* **Instructions for the task**
In the listing that follows, write out word for word every line from the one containing "List each element" through the one containing "text-line: all that", both included.

§ §

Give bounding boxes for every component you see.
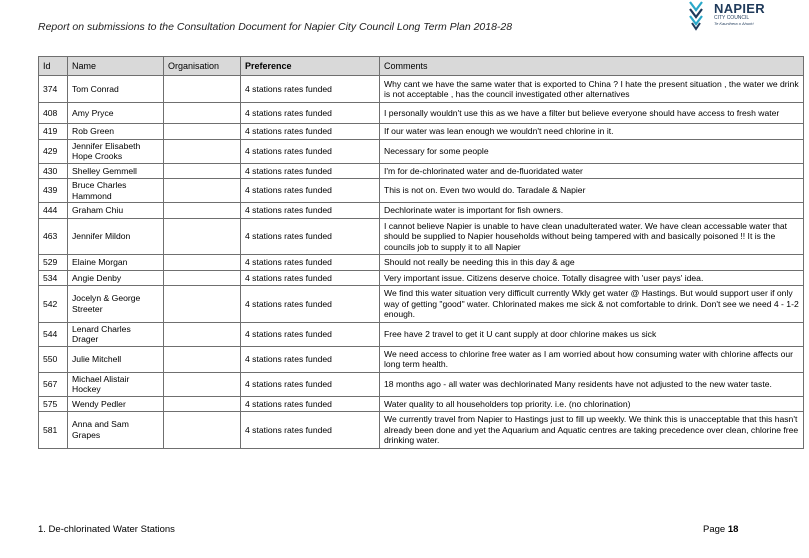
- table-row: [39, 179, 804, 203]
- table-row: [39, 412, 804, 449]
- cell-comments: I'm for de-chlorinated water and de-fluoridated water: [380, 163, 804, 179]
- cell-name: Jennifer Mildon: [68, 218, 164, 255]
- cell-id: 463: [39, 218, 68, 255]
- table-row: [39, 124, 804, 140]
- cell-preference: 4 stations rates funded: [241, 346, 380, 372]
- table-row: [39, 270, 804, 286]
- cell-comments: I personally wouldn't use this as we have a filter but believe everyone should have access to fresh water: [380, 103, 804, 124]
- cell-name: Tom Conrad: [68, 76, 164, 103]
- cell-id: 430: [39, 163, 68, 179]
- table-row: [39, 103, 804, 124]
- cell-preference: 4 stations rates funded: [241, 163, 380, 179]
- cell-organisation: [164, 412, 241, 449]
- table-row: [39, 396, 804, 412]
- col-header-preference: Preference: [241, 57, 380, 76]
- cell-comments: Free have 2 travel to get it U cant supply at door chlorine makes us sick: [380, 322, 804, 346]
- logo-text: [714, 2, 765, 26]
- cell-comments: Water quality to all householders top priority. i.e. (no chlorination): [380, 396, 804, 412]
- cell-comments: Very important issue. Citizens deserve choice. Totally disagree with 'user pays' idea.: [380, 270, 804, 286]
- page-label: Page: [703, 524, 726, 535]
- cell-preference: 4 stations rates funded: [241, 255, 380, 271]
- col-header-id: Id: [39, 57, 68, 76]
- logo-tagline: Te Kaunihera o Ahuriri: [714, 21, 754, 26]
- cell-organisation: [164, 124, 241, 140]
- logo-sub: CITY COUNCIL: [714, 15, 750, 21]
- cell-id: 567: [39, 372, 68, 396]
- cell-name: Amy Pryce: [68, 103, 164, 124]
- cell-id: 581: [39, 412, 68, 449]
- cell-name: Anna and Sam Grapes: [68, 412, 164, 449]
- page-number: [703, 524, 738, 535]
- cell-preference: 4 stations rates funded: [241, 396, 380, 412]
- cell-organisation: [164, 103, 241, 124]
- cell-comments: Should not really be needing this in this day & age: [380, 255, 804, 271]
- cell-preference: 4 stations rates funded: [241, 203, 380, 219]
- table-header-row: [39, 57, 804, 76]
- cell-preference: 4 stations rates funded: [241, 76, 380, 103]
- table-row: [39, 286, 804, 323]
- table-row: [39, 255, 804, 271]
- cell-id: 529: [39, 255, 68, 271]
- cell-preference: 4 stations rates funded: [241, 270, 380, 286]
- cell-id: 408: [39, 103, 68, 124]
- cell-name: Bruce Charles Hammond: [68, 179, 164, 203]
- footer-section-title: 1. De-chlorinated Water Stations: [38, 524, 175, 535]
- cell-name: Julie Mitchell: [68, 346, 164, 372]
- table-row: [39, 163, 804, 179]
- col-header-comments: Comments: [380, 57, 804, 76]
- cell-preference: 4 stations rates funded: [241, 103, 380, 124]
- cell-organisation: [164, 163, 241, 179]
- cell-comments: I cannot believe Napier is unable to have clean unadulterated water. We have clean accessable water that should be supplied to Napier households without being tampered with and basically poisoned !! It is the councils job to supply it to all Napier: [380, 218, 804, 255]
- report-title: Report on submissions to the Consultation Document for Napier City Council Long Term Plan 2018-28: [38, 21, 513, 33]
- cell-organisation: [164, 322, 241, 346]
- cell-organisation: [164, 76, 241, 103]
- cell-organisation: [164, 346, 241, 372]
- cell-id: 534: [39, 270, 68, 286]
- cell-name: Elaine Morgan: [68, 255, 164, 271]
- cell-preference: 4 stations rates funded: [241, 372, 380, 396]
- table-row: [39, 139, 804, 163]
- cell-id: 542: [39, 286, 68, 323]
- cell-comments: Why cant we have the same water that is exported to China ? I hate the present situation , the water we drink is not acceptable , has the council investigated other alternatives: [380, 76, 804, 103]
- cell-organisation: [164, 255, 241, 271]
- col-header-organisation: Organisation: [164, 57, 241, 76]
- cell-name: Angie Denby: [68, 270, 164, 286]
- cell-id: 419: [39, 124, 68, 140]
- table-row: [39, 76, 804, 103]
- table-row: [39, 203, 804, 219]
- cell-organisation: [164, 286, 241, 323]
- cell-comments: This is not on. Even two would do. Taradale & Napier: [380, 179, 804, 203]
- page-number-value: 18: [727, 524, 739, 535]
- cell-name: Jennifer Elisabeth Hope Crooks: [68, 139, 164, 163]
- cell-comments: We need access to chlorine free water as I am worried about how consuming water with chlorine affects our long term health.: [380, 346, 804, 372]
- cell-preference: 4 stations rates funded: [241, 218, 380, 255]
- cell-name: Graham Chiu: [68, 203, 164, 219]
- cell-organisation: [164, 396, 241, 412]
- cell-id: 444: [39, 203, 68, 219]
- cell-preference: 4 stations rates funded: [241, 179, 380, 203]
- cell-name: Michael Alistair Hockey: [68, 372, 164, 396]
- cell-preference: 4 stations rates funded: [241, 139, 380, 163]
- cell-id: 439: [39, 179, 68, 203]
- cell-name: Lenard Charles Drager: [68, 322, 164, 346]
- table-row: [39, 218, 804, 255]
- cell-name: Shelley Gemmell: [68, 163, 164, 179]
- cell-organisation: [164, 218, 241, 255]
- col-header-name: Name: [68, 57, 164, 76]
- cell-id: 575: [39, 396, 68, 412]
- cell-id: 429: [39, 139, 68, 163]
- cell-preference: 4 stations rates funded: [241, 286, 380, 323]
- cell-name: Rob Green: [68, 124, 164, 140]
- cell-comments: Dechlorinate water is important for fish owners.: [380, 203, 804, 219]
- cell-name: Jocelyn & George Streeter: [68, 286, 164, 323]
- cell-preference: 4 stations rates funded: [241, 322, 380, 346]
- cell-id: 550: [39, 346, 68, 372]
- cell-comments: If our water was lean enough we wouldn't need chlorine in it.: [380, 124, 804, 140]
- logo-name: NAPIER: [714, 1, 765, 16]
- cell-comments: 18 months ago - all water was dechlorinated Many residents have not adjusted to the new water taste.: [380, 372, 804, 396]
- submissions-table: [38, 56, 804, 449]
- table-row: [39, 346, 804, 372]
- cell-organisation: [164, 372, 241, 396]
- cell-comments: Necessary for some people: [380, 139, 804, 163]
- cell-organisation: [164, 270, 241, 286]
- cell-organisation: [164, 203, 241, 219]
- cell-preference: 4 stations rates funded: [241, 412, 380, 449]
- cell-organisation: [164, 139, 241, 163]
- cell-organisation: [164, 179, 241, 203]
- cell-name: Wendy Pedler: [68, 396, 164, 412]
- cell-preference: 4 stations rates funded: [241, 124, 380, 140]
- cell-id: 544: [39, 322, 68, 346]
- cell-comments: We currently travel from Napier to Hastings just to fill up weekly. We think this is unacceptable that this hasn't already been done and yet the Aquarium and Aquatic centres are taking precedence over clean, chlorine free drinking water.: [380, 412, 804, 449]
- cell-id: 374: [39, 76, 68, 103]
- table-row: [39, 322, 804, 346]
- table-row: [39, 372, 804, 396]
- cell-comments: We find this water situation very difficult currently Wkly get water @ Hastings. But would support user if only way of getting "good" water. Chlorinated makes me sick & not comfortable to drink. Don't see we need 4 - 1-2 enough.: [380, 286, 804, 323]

§ §

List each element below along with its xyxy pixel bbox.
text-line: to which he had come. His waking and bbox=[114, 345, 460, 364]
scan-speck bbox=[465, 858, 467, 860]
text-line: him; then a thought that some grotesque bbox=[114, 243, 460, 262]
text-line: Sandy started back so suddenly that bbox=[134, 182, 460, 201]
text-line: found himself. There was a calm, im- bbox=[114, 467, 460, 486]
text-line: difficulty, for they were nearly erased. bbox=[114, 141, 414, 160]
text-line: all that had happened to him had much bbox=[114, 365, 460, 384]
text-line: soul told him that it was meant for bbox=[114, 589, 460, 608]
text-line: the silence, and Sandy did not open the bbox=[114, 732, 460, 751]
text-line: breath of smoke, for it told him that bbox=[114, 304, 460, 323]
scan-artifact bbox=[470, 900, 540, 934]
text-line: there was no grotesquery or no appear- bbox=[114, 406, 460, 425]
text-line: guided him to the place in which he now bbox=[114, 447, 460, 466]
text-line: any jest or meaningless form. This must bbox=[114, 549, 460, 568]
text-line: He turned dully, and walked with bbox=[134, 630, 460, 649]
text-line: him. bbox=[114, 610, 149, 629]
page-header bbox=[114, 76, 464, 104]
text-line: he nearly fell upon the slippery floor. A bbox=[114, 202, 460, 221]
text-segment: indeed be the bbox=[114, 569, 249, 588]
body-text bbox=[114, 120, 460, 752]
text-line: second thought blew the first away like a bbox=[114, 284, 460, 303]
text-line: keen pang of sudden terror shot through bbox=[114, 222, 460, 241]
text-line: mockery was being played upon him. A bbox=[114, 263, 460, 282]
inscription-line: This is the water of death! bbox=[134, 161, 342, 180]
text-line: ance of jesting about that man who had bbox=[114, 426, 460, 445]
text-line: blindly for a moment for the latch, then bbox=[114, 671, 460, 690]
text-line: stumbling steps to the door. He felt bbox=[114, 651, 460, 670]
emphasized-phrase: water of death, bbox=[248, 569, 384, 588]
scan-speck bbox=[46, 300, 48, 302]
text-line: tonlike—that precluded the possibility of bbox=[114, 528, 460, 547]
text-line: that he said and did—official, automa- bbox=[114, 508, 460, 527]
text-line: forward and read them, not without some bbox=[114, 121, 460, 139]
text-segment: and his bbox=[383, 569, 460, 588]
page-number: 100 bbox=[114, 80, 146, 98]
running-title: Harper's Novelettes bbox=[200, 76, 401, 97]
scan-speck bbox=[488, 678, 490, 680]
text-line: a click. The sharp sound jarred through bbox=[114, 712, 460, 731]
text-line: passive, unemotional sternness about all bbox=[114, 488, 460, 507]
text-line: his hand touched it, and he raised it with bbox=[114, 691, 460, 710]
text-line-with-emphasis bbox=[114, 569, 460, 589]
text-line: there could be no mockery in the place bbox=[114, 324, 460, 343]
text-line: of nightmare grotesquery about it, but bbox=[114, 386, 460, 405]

§ §

* **The result**
List each element below along with its xyxy pixel bbox.
text-line: to which he had come. His waking and bbox=[114, 345, 460, 364]
scan-speck bbox=[465, 858, 467, 860]
text-line: him; then a thought that some grotesque bbox=[114, 243, 460, 262]
text-line: Sandy started back so suddenly that bbox=[134, 182, 460, 201]
text-line: found himself. There was a calm, im- bbox=[114, 467, 460, 486]
text-line: difficulty, for they were nearly erased. bbox=[114, 141, 414, 160]
text-line: all that had happened to him had much bbox=[114, 365, 460, 384]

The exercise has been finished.